> **Task**:
When you copy the entries, keep every word exactly as it is and drop the images.

Segment Start: Record excerpts

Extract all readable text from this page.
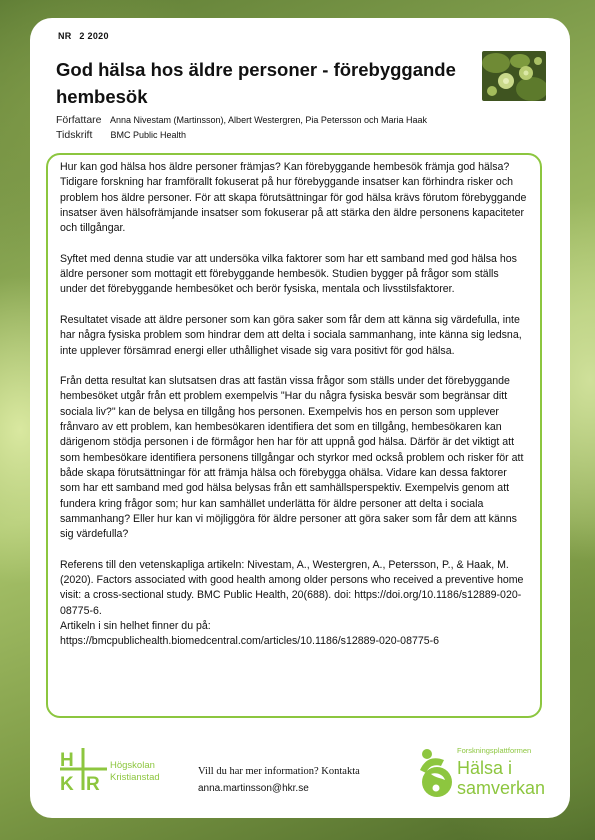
NR 2 2020
God hälsa hos äldre personer - förebyggande hembesök
Författare Anna Nivestam (Martinsson), Albert Westergren, Pia Petersson och Maria Haak
Tidskrift BMC Public Health

Hur kan god hälsa hos äldre personer främjas? Kan förebyggande hembesök främja god hälsa? Tidigare forskning har framförallt fokuserat på hur förebyggande insatser kan förhindra risker och problem hos äldre personer. För att skapa förutsättningar för god hälsa krävs förutom förebyggande insatser även hälsofrämjande insatser som fokuserar på att stärka den äldre personens kapaciteter och tillgångar.

Syftet med denna studie var att undersöka vilka faktorer som har ett samband med god hälsa hos äldre personer som mottagit ett förebyggande hembesök. Studien bygger på frågor som ställs under det förebyggande hembesöket och berör fysiska, mentala och livsstilsfaktorer.

Resultatet visade att äldre personer som kan göra saker som får dem att känna sig värdefulla, inte har några fysiska problem som hindrar dem att delta i sociala sammanhang, inte känna sig ledsna, inte upplever försämrad energi eller uthållighet visade sig vara positivt för god hälsa.

Från detta resultat kan slutsatsen dras att fastän vissa frågor som ställs under det förebyggande hembesöket utgår från ett problem exempelvis "Har du några fysiska besvär som begränsar ditt sociala liv?" kan de belysa en tillgång hos personen. Exempelvis hos en person som upplever frånvaro av ett problem, kan hembesökaren identifiera det som en tillgång, hembesökaren kan därigenom stödja personen i de förmågor hen har för att uppnå god hälsa. Därför är det viktigt att som hembesökare identifiera personens tillgångar och styrkor med också problem och risker för att både skapa förutsättningar för att främja hälsa och förebygga ohälsa. Vidare kan dessa faktorer som har ett samband med god hälsa belysas från ett samhällsperspektiv. Exempelvis genom att fundera kring frågor som; hur kan samhället underlätta för äldre personer att delta i sociala sammanhang? Eller hur kan vi möjliggöra för äldre personer att göra saker som får dem att känns sig värdefulla?

Referens till den vetenskapliga artikeln: Nivestam, A., Westergren, A., Petersson, P., & Haak, M. (2020). Factors associated with good health among older persons who received a preventive home visit: a cross-sectional study. BMC Public Health, 20(688). doi: https://doi.org/10.1186/s12889-020-08775-6.

Artikeln i sin helhet finner du på:

https://bmcpublichealth.biomedcentral.com/articles/10.1186/s12889-020-08775-6

H
K R
Högskolan
Kristianstad
Vill du har mer information? Kontakta
anna.martinsson@hkr.se
Forskningsplattformen
Hälsa i
samverkan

Segment End: Record excerpts

> **Answer space**:
Extract all readable text from this page.
NR 2 2020
God hälsa hos äldre personer - förebyggande hembesök
Författare Anna Nivestam (Martinsson), Albert Westergren, Pia Petersson och Maria Haak
Tidskrift BMC Public Health

Hur kan god hälsa hos äldre personer främjas? Kan förebyggande hembesök främja god hälsa? Tidigare forskning har framförallt fokuserat på hur förebyggande insatser kan förhindra risker och problem hos äldre personer. För att skapa förutsättningar för god hälsa krävs förutom förebyggande insatser även hälsofrämjande insatser som fokuserar på att stärka den äldre personens kapaciteter och tillgångar.

Syftet med denna studie var att undersöka vilka faktorer som har ett samband med god hälsa hos äldre personer som mottagit ett förebyggande hembesök. Studien bygger på frågor som ställs under det förebyggande hembesöket och berör fysiska, mentala och livsstilsfaktorer.

Resultatet visade att äldre personer som kan göra saker som får dem att känna sig värdefulla, inte har några fysiska problem som hindrar dem att delta i sociala sammanhang, inte känna sig ledsna, inte upplever försämrad energi eller uthållighet visade sig vara positivt för god hälsa.

Från detta resultat kan slutsatsen dras att fastän vissa frågor som ställs under det förebyggande hembesöket utgår från ett problem exempelvis "Har du några fysiska besvär som begränsar ditt sociala liv?" kan de belysa en tillgång hos personen. Exempelvis hos en person som upplever frånvaro av ett problem, kan hembesökaren identifiera det som en tillgång, hembesökaren kan därigenom stödja personen i de förmågor hen har för att uppnå god hälsa. Därför är det viktigt att som hembesökare identifiera personens tillgångar och styrkor med också problem och risker för att både skapa förutsättningar för att främja hälsa och förebygga ohälsa. Vidare kan dessa faktorer som har ett samband med god hälsa belysas från ett samhällsperspektiv. Exempelvis genom att fundera kring frågor som; hur kan samhället underlätta för äldre personer att delta i sociala sammanhang? Eller hur kan vi möjliggöra för äldre personer att göra saker som får dem att känns sig värdefulla?

Referens till den vetenskapliga artikeln: Nivestam, A., Westergren, A., Petersson, P., & Haak, M. (2020). Factors associated with good health among older persons who received a preventive home visit: a cross-sectional study. BMC Public Health, 20(688). doi: https://doi.org/10.1186/s12889-020-08775-6.

Artikeln i sin helhet finner du på:

https://bmcpublichealth.biomedcentral.com/articles/10.1186/s12889-020-08775-6

H
K R
Högskolan
Kristianstad
Vill du har mer information? Kontakta
anna.martinsson@hkr.se
Forskningsplattformen
Hälsa i
samverkan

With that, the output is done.